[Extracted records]
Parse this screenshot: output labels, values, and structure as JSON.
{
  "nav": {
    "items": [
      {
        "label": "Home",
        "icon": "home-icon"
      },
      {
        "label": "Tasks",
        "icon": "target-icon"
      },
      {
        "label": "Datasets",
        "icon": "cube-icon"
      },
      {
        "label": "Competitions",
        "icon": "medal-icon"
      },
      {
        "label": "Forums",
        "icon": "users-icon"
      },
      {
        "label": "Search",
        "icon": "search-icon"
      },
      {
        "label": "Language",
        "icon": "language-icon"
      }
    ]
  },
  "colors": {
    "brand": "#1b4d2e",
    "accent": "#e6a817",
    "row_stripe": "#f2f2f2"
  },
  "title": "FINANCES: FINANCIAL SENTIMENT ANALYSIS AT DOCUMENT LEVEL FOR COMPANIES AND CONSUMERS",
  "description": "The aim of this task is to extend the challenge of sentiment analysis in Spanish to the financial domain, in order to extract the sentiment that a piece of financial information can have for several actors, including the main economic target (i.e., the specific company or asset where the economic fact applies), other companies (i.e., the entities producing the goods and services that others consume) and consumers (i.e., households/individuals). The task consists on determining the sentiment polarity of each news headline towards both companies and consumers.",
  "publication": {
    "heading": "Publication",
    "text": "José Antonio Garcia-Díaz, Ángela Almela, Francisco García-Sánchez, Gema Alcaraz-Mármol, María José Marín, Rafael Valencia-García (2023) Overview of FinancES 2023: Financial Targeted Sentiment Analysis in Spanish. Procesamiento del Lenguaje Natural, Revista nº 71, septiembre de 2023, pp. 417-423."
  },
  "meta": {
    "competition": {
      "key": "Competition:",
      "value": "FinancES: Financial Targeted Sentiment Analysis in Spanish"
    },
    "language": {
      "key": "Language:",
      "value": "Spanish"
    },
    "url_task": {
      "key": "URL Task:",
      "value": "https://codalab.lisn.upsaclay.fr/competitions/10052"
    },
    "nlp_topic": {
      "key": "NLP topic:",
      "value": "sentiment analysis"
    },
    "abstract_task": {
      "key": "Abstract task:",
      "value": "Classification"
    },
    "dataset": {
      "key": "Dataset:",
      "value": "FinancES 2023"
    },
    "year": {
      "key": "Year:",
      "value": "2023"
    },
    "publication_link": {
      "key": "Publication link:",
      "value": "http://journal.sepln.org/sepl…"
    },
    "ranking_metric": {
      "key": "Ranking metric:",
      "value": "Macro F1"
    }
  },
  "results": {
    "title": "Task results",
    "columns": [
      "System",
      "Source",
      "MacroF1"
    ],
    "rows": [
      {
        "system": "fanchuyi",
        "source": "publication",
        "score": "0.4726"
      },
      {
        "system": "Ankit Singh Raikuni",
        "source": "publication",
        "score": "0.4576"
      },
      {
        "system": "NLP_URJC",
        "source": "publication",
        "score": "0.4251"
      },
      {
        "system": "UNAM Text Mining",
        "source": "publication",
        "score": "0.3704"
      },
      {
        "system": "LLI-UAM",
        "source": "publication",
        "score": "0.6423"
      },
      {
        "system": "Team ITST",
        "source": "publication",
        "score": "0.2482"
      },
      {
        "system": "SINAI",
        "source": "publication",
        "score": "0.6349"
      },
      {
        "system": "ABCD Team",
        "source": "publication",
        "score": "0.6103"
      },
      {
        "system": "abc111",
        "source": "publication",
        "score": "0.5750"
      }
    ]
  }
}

--- PROBLEM DESCRIPTION ---
Track down every line with the word "score" and copy it.

--- SOLUTION TO THE EXERCISE ---
        "score": "0.4726"
        "score": "0.4576"
        "score": "0.4251"
        "score": "0.3704"
        "score": "0.6423"
        "score": "0.2482"
        "score": "0.6349"
        "score": "0.6103"
        "score": "0.5750"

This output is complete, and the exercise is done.